▸ **Task to carry out**
Would you quote the material below in full and unchanged?

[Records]
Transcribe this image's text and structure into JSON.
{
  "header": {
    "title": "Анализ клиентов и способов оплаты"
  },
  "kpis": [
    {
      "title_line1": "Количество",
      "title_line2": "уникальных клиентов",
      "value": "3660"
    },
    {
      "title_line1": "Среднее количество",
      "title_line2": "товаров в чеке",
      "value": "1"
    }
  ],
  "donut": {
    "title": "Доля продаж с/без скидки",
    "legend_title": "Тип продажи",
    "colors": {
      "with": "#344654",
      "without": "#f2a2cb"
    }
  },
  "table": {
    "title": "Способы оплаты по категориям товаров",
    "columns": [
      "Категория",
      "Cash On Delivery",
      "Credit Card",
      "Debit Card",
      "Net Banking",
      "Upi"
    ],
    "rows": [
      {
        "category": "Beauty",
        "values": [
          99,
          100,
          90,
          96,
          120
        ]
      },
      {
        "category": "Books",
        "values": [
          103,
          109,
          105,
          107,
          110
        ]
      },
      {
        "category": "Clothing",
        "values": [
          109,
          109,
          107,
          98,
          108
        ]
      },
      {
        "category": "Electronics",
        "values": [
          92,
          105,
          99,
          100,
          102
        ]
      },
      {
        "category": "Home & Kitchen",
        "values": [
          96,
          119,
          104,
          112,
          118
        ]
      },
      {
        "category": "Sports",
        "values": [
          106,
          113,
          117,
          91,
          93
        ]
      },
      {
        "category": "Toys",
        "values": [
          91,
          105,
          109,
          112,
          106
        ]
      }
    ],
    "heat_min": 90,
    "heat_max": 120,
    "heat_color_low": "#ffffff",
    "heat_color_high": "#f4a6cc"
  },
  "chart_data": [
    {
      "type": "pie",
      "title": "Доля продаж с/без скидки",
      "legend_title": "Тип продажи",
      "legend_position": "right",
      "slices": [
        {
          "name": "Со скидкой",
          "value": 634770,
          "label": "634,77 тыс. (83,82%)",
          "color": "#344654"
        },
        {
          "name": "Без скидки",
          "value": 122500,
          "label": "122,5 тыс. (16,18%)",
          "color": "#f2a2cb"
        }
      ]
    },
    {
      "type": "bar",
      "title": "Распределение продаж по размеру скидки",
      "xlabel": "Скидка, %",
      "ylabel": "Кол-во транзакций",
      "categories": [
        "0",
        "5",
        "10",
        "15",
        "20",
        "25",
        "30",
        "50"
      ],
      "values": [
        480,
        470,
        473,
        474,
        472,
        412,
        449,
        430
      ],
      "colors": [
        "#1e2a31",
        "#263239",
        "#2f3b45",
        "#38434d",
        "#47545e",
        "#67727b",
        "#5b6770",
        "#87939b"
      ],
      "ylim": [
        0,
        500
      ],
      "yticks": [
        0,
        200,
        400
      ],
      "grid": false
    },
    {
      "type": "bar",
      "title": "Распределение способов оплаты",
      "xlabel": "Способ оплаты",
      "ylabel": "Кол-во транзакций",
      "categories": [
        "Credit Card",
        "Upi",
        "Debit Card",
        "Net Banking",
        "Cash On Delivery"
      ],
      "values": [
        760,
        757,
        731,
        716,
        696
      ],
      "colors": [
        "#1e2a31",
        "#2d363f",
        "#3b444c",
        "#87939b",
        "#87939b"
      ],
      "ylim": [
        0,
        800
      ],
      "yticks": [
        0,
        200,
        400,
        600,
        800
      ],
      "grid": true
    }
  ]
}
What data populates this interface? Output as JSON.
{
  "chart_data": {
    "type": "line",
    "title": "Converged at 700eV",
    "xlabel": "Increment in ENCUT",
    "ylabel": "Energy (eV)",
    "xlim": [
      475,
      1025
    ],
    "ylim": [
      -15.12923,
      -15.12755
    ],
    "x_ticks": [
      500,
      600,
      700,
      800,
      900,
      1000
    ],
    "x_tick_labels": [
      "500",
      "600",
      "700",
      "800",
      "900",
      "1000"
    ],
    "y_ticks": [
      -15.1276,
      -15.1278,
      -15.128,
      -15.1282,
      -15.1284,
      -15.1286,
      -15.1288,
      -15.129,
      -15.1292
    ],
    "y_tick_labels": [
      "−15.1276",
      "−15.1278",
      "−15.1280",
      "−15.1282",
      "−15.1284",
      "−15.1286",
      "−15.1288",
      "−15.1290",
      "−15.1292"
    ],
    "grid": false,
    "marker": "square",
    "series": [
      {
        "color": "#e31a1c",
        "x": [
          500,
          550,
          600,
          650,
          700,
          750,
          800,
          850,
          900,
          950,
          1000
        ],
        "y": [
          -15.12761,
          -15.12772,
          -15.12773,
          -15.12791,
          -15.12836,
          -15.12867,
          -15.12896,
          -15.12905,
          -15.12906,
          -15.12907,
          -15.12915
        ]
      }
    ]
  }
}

▸ **Expected answer**
Transcribe this image's text and structure into JSON.
{
  "header": {
    "title": "Анализ клиентов и способов оплаты"
  },
  "kpis": [
    {
      "title_line1": "Количество",
      "title_line2": "уникальных клиентов",
      "value": "3660"
    },
    {
      "title_line1": "Среднее количество",
      "title_line2": "товаров в чеке",
      "value": "1"
    }
  ],
  "donut": {
    "title": "Доля продаж с/без скидки",
    "legend_title": "Тип продажи",
    "colors": {
      "with": "#344654",
      "without": "#f2a2cb"
    }
  },
  "table": {
    "title": "Способы оплаты по категориям товаров",
    "columns": [
      "Категория",
      "Cash On Delivery",
      "Credit Card",
      "Debit Card",
      "Net Banking",
      "Upi"
    ],
    "rows": [
      {
        "category": "Beauty",
        "values": [
          99,
          100,
          90,
          96,
          120
        ]
      },
      {
        "category": "Books",
        "values": [
          103,
          109,
          105,
          107,
          110
        ]
      },
      {
        "category": "Clothing",
        "values": [
          109,
          109,
          107,
          98,
          108
        ]
      },
      {
        "category": "Electronics",
        "values": [
          92,
          105,
          99,
          100,
          102
        ]
      },
      {
        "category": "Home & Kitchen",
        "values": [
          96,
          119,
          104,
          112,
          118
        ]
      },
      {
        "category": "Sports",
        "values": [
          106,
          113,
          117,
          91,
          93
        ]
      },
      {
        "category": "Toys",
        "values": [
          91,
          105,
          109,
          112,
          106
        ]
      }
    ],
    "heat_min": 90,
    "heat_max": 120,
    "heat_color_low": "#ffffff",
    "heat_color_high": "#f4a6cc"
  },
  "chart_data": [
    {
      "type": "pie",
      "title": "Доля продаж с/без скидки",
      "legend_title": "Тип продажи",
      "legend_position": "right",
      "slices": [
        {
          "name": "Со скидкой",
          "value": 634770,
          "label": "634,77 тыс. (83,82%)",
          "color": "#344654"
        },
        {
          "name": "Без скидки",
          "value": 122500,
          "label": "122,5 тыс. (16,18%)",
          "color": "#f2a2cb"
        }
      ]
    },
    {
      "type": "bar",
      "title": "Распределение продаж по размеру скидки",
      "xlabel": "Скидка, %",
      "ylabel": "Кол-во транзакций",
      "categories": [
        "0",
        "5",
        "10",
        "15",
        "20",
        "25",
        "30",
        "50"
      ],
      "values": [
        480,
        470,
        473,
        474,
        472,
        412,
        449,
        430
      ],
      "colors": [
        "#1e2a31",
        "#263239",
        "#2f3b45",
        "#38434d",
        "#47545e",
        "#67727b",
        "#5b6770",
        "#87939b"
      ],
      "ylim": [
        0,
        500
      ],
      "yticks": [
        0,
        200,
        400
      ],
      "grid": false
    },
    {
      "type": "bar",
      "title": "Распределение способов оплаты",
      "xlabel": "Способ оплаты",
      "ylabel": "Кол-во транзакций",
      "categories": [
        "Credit Card",
        "Upi",
        "Debit Card",
        "Net Banking",
        "Cash On Delivery"
      ],
      "values": [
        760,
        757,
        731,
        716,
        696
      ],
      "colors": [
        "#1e2a31",
        "#2d363f",
        "#3b444c",
        "#87939b",
        "#87939b"
      ],
      "ylim": [
        0,
        800
      ],
      "yticks": [
        0,
        200,
        400,
        600,
        800
      ],
      "grid": true
    }
  ]
}
What data populates this interface? Output as JSON.
{
  "chart_data": {
    "type": "line",
    "title": "Converged at 700eV",
    "xlabel": "Increment in ENCUT",
    "ylabel": "Energy (eV)",
    "xlim": [
      475,
      1025
    ],
    "ylim": [
      -15.12923,
      -15.12755
    ],
    "x_ticks": [
      500,
      600,
      700,
      800,
      900,
      1000
    ],
    "x_tick_labels": [
      "500",
      "600",
      "700",
      "800",
      "900",
      "1000"
    ],
    "y_ticks": [
      -15.1276,
      -15.1278,
      -15.128,
      -15.1282,
      -15.1284,
      -15.1286,
      -15.1288,
      -15.129,
      -15.1292
    ],
    "y_tick_labels": [
      "−15.1276",
      "−15.1278",
      "−15.1280",
      "−15.1282",
      "−15.1284",
      "−15.1286",
      "−15.1288",
      "−15.1290",
      "−15.1292"
    ],
    "grid": false,
    "marker": "square",
    "series": [
      {
        "color": "#e31a1c",
        "x": [
          500,
          550,
          600,
          650,
          700,
          750,
          800,
          850,
          900,
          950,
          1000
        ],
        "y": [
          -15.12761,
          -15.12772,
          -15.12773,
          -15.12791,
          -15.12836,
          -15.12867,
          -15.12896,
          -15.12905,
          -15.12906,
          -15.12907,
          -15.12915
        ]
      }
    ]
  }
}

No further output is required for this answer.